## TASK TO COMPLETE
Output an exact reproduction of the data.

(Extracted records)
-*-*-
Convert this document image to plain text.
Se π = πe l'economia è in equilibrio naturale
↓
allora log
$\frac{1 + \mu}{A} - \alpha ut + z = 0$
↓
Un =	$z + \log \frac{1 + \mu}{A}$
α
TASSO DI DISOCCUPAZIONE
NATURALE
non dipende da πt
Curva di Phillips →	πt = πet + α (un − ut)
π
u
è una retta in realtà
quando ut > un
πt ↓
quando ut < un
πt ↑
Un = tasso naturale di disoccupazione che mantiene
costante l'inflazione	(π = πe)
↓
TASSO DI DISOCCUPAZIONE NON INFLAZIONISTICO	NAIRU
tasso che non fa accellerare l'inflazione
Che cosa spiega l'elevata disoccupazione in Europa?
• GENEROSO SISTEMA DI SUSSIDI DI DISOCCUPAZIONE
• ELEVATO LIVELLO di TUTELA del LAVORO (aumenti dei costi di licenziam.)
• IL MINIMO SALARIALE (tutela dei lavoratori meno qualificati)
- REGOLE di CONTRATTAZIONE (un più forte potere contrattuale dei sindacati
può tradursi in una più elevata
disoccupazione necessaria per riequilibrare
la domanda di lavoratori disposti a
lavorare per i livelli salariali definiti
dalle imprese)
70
-*-*-
## FINAL RESULT
Convert this document image to plain text.
Se π = πe l'economia è in equilibrio naturale
↓
allora log
$\frac{1 + \mu}{A} - \alpha ut + z = 0$
↓
Un =	$z + \log \frac{1 + \mu}{A}$
α
TASSO DI DISOCCUPAZIONE
NATURALE
non dipende da πt
Curva di Phillips →	πt = πet + α (un − ut)
π
u
è una retta in realtà
quando ut > un
πt ↓
quando ut < un
πt ↑
Un = tasso naturale di disoccupazione che mantiene
costante l'inflazione	(π = πe)
↓
TASSO DI DISOCCUPAZIONE NON INFLAZIONISTICO	NAIRU
tasso che non fa accellerare l'inflazione
Che cosa spiega l'elevata disoccupazione in Europa?
• GENEROSO SISTEMA DI SUSSIDI DI DISOCCUPAZIONE
• ELEVATO LIVELLO di TUTELA del LAVORO (aumenti dei costi di licenziam.)
• IL MINIMO SALARIALE (tutela dei lavoratori meno qualificati)
- REGOLE di CONTRATTAZIONE (un più forte potere contrattuale dei sindacati
può tradursi in una più elevata
disoccupazione necessaria per riequilibrare
la domanda di lavoratori disposti a
lavorare per i livelli salariali definiti
dalle imprese)
70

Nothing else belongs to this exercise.